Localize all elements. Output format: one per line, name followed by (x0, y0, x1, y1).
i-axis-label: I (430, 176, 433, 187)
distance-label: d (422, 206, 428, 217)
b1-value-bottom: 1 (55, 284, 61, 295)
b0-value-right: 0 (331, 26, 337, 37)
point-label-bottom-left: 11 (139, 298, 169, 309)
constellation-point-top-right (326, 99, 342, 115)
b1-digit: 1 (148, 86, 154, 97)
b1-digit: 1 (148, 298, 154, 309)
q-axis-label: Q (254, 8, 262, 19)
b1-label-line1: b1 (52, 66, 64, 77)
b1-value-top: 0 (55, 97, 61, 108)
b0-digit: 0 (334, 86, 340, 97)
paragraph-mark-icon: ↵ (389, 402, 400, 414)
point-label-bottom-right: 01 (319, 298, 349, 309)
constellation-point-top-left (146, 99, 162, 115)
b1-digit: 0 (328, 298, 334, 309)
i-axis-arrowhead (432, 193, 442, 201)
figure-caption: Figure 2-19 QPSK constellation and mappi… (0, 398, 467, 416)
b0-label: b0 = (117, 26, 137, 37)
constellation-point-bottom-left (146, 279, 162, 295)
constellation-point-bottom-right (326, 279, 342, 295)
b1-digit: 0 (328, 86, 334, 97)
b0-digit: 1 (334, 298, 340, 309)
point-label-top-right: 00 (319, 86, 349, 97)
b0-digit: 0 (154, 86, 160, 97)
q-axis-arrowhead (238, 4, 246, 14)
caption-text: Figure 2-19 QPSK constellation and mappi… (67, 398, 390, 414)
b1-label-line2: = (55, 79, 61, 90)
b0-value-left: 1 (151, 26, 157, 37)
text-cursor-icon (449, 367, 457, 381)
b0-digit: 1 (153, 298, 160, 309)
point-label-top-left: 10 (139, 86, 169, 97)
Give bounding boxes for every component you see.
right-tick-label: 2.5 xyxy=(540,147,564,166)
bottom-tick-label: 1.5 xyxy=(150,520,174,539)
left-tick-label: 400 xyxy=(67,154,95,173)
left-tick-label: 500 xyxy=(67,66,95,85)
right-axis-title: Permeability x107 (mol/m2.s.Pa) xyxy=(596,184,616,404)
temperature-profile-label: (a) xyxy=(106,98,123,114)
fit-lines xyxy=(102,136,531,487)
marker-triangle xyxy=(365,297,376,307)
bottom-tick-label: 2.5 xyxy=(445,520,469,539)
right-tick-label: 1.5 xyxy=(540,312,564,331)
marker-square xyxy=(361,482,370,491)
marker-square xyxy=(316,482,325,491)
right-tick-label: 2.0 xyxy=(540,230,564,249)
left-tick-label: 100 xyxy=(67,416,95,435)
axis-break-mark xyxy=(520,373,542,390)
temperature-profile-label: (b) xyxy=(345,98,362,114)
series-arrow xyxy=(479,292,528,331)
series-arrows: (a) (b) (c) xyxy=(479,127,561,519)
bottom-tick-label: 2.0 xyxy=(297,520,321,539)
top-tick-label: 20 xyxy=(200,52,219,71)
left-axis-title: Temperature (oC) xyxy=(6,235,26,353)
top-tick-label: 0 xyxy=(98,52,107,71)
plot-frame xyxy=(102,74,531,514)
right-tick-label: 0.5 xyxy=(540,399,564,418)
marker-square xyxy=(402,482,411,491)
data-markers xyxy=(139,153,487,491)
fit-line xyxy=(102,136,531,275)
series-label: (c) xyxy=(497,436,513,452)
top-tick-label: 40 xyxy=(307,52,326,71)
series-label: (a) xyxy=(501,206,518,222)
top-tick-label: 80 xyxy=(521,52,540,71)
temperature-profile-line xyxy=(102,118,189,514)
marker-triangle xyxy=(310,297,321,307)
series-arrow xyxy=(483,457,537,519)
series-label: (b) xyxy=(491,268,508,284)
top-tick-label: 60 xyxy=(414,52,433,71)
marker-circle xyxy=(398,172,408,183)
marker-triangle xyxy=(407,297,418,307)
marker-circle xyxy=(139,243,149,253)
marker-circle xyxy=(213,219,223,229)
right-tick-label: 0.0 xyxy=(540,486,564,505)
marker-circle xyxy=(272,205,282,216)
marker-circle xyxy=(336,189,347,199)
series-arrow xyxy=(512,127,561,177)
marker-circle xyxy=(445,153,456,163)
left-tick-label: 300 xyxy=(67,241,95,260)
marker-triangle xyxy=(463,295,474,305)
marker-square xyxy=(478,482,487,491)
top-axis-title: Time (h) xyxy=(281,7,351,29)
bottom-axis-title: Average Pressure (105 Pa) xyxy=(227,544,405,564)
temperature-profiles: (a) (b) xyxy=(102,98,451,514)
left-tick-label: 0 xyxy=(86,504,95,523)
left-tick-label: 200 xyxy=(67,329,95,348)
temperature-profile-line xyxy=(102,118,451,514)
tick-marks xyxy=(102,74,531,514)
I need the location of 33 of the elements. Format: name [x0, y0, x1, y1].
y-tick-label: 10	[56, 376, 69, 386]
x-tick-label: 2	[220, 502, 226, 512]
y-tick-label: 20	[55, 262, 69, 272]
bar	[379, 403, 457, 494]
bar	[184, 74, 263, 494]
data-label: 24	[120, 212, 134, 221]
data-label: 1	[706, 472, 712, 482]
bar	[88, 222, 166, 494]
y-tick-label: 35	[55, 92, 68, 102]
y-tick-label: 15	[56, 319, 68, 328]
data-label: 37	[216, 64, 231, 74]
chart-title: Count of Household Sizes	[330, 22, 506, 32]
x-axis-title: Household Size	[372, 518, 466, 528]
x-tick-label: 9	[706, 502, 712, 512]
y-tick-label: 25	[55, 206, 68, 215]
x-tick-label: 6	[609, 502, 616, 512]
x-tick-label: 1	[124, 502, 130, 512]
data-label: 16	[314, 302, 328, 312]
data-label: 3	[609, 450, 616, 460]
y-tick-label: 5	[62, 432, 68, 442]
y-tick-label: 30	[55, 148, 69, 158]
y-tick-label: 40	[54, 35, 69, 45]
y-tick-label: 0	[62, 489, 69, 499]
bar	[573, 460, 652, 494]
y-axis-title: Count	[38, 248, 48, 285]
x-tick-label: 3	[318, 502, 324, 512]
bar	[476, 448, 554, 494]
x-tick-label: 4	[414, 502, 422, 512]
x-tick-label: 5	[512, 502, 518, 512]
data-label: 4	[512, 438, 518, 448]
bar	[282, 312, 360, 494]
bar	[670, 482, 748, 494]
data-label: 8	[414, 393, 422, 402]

────────────────

GOAL OF THE EXERCISE: Rewrite the records above with every "data-label" changed to "value-label", leaving everything else unchanged.

SOLUTION TO THE EXERCISE:
Localize all elements. Output format: one per line, name followed by (x0, y0, x1, y1).
i-axis-label: I (430, 176, 433, 187)
distance-label: d (422, 206, 428, 217)
b1-value-bottom: 1 (55, 284, 61, 295)
b0-value-right: 0 (331, 26, 337, 37)
point-label-bottom-left: 11 (139, 298, 169, 309)
constellation-point-top-right (326, 99, 342, 115)
b1-digit: 1 (148, 86, 154, 97)
b1-digit: 1 (148, 298, 154, 309)
q-axis-label: Q (254, 8, 262, 19)
b1-label-line1: b1 (52, 66, 64, 77)
b1-value-top: 0 (55, 97, 61, 108)
b0-digit: 0 (334, 86, 340, 97)
paragraph-mark-icon: ↵ (389, 402, 400, 414)
point-label-bottom-right: 01 (319, 298, 349, 309)
constellation-point-top-left (146, 99, 162, 115)
b1-digit: 0 (328, 298, 334, 309)
i-axis-arrowhead (432, 193, 442, 201)
figure-caption: Figure 2-19 QPSK constellation and mappi… (0, 398, 467, 416)
b0-label: b0 = (117, 26, 137, 37)
constellation-point-bottom-left (146, 279, 162, 295)
constellation-point-bottom-right (326, 279, 342, 295)
b1-digit: 0 (328, 86, 334, 97)
b0-digit: 1 (334, 298, 340, 309)
point-label-top-right: 00 (319, 86, 349, 97)
b0-digit: 0 (154, 86, 160, 97)
q-axis-arrowhead (238, 4, 246, 14)
caption-text: Figure 2-19 QPSK constellation and mappi… (67, 398, 390, 414)
b1-label-line2: = (55, 79, 61, 90)
b0-value-left: 1 (151, 26, 157, 37)
text-cursor-icon (449, 367, 457, 381)
b0-digit: 1 (153, 298, 160, 309)
point-label-top-left: 10 (139, 86, 169, 97)
Give bounding boxes for every component you see.
right-tick-label: 2.5 xyxy=(540,147,564,166)
bottom-tick-label: 1.5 xyxy=(150,520,174,539)
left-tick-label: 400 xyxy=(67,154,95,173)
left-tick-label: 500 xyxy=(67,66,95,85)
right-axis-title: Permeability x107 (mol/m2.s.Pa) xyxy=(596,184,616,404)
temperature-profile-label: (a) xyxy=(106,98,123,114)
fit-lines xyxy=(102,136,531,487)
marker-triangle xyxy=(365,297,376,307)
bottom-tick-label: 2.5 xyxy=(445,520,469,539)
right-tick-label: 1.5 xyxy=(540,312,564,331)
marker-square xyxy=(361,482,370,491)
marker-square xyxy=(316,482,325,491)
right-tick-label: 2.0 xyxy=(540,230,564,249)
left-tick-label: 100 xyxy=(67,416,95,435)
axis-break-mark xyxy=(520,373,542,390)
temperature-profile-label: (b) xyxy=(345,98,362,114)
series-arrow xyxy=(479,292,528,331)
series-arrows: (a) (b) (c) xyxy=(479,127,561,519)
bottom-tick-label: 2.0 xyxy=(297,520,321,539)
top-tick-label: 20 xyxy=(200,52,219,71)
left-axis-title: Temperature (oC) xyxy=(6,235,26,353)
top-tick-label: 0 xyxy=(98,52,107,71)
plot-frame xyxy=(102,74,531,514)
right-tick-label: 0.5 xyxy=(540,399,564,418)
marker-square xyxy=(402,482,411,491)
data-markers xyxy=(139,153,487,491)
fit-line xyxy=(102,136,531,275)
series-label: (c) xyxy=(497,436,513,452)
top-tick-label: 40 xyxy=(307,52,326,71)
series-label: (a) xyxy=(501,206,518,222)
top-tick-label: 80 xyxy=(521,52,540,71)
temperature-profile-line xyxy=(102,118,189,514)
marker-triangle xyxy=(310,297,321,307)
series-arrow xyxy=(483,457,537,519)
series-label: (b) xyxy=(491,268,508,284)
top-tick-label: 60 xyxy=(414,52,433,71)
marker-circle xyxy=(398,172,408,183)
marker-triangle xyxy=(407,297,418,307)
marker-circle xyxy=(139,243,149,253)
marker-circle xyxy=(213,219,223,229)
right-tick-label: 0.0 xyxy=(540,486,564,505)
marker-circle xyxy=(272,205,282,216)
marker-circle xyxy=(336,189,347,199)
series-arrow xyxy=(512,127,561,177)
marker-circle xyxy=(445,153,456,163)
left-tick-label: 300 xyxy=(67,241,95,260)
marker-triangle xyxy=(463,295,474,305)
marker-square xyxy=(478,482,487,491)
top-axis-title: Time (h) xyxy=(281,7,351,29)
bottom-axis-title: Average Pressure (105 Pa) xyxy=(227,544,405,564)
temperature-profiles: (a) (b) xyxy=(102,98,451,514)
left-tick-label: 0 xyxy=(86,504,95,523)
left-tick-label: 200 xyxy=(67,329,95,348)
temperature-profile-line xyxy=(102,118,451,514)
tick-marks xyxy=(102,74,531,514)
I need the location of 33 of the elements. Format: name [x0, y0, x1, y1].
y-tick-label: 10	[56, 376, 69, 386]
x-tick-label: 2	[220, 502, 226, 512]
y-tick-label: 20	[55, 262, 69, 272]
bar	[379, 403, 457, 494]
bar	[184, 74, 263, 494]
value-label: 24	[120, 212, 134, 221]
value-label: 1	[706, 472, 712, 482]
bar	[88, 222, 166, 494]
y-tick-label: 35	[55, 92, 68, 102]
y-tick-label: 15	[56, 319, 68, 328]
value-label: 37	[216, 64, 231, 74]
chart-title: Count of Household Sizes	[330, 22, 506, 32]
x-axis-title: Household Size	[372, 518, 466, 528]
x-tick-label: 9	[706, 502, 712, 512]
y-tick-label: 25	[55, 206, 68, 215]
x-tick-label: 6	[609, 502, 616, 512]
x-tick-label: 1	[124, 502, 130, 512]
value-label: 16	[314, 302, 328, 312]
value-label: 3	[609, 450, 616, 460]
y-tick-label: 5	[62, 432, 68, 442]
y-tick-label: 30	[55, 148, 69, 158]
y-tick-label: 40	[54, 35, 69, 45]
y-tick-label: 0	[62, 489, 69, 499]
bar	[573, 460, 652, 494]
y-axis-title: Count	[38, 248, 48, 285]
x-tick-label: 3	[318, 502, 324, 512]
bar	[476, 448, 554, 494]
x-tick-label: 4	[414, 502, 422, 512]
x-tick-label: 5	[512, 502, 518, 512]
value-label: 4	[512, 438, 518, 448]
bar	[282, 312, 360, 494]
bar	[670, 482, 748, 494]
value-label: 8	[414, 393, 422, 402]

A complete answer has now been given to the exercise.